> _Written exercise_: Return the whole listing, keeping every character the same.

------

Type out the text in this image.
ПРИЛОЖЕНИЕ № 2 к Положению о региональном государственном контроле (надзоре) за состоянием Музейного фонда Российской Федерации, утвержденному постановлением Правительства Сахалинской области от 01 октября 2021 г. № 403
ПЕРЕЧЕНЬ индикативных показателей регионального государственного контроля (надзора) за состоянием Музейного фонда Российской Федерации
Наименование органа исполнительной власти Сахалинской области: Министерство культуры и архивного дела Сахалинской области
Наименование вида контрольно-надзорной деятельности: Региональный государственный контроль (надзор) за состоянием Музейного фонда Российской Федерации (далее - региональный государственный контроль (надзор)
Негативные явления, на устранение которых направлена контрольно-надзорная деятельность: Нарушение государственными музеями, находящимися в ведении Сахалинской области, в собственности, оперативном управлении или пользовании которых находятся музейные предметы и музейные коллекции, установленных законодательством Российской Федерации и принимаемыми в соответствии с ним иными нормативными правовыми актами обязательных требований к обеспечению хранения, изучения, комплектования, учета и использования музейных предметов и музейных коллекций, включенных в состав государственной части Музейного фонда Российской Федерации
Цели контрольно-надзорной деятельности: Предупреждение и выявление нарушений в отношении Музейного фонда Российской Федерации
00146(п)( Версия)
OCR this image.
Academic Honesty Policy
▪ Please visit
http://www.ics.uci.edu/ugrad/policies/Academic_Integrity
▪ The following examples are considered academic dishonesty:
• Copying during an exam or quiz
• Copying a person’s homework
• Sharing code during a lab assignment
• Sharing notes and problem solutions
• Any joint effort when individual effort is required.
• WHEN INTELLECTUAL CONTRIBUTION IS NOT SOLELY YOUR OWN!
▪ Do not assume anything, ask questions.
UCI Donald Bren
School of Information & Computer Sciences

------

> _Full output_:
Type out the text in this image.
ПРИЛОЖЕНИЕ № 2 к Положению о региональном государственном контроле (надзоре) за состоянием Музейного фонда Российской Федерации, утвержденному постановлением Правительства Сахалинской области от 01 октября 2021 г. № 403
ПЕРЕЧЕНЬ индикативных показателей регионального государственного контроля (надзора) за состоянием Музейного фонда Российской Федерации
Наименование органа исполнительной власти Сахалинской области: Министерство культуры и архивного дела Сахалинской области
Наименование вида контрольно-надзорной деятельности: Региональный государственный контроль (надзор) за состоянием Музейного фонда Российской Федерации (далее - региональный государственный контроль (надзор)
Негативные явления, на устранение которых направлена контрольно-надзорная деятельность: Нарушение государственными музеями, находящимися в ведении Сахалинской области, в собственности, оперативном управлении или пользовании которых находятся музейные предметы и музейные коллекции, установленных законодательством Российской Федерации и принимаемыми в соответствии с ним иными нормативными правовыми актами обязательных требований к обеспечению хранения, изучения, комплектования, учета и использования музейных предметов и музейных коллекций, включенных в состав государственной части Музейного фонда Российской Федерации
Цели контрольно-надзорной деятельности: Предупреждение и выявление нарушений в отношении Музейного фонда Российской Федерации
00146(п)( Версия)
OCR this image.
Academic Honesty Policy
▪ Please visit
http://www.ics.uci.edu/ugrad/policies/Academic_Integrity
▪ The following examples are considered academic dishonesty:
• Copying during an exam or quiz
• Copying a person’s homework
• Sharing code during a lab assignment
• Sharing notes and problem solutions
• Any joint effort when individual effort is required.
• WHEN INTELLECTUAL CONTRIBUTION IS NOT SOLELY YOUR OWN!
▪ Do not assume anything, ask questions.
UCI Donald Bren
School of Information & Computer Sciences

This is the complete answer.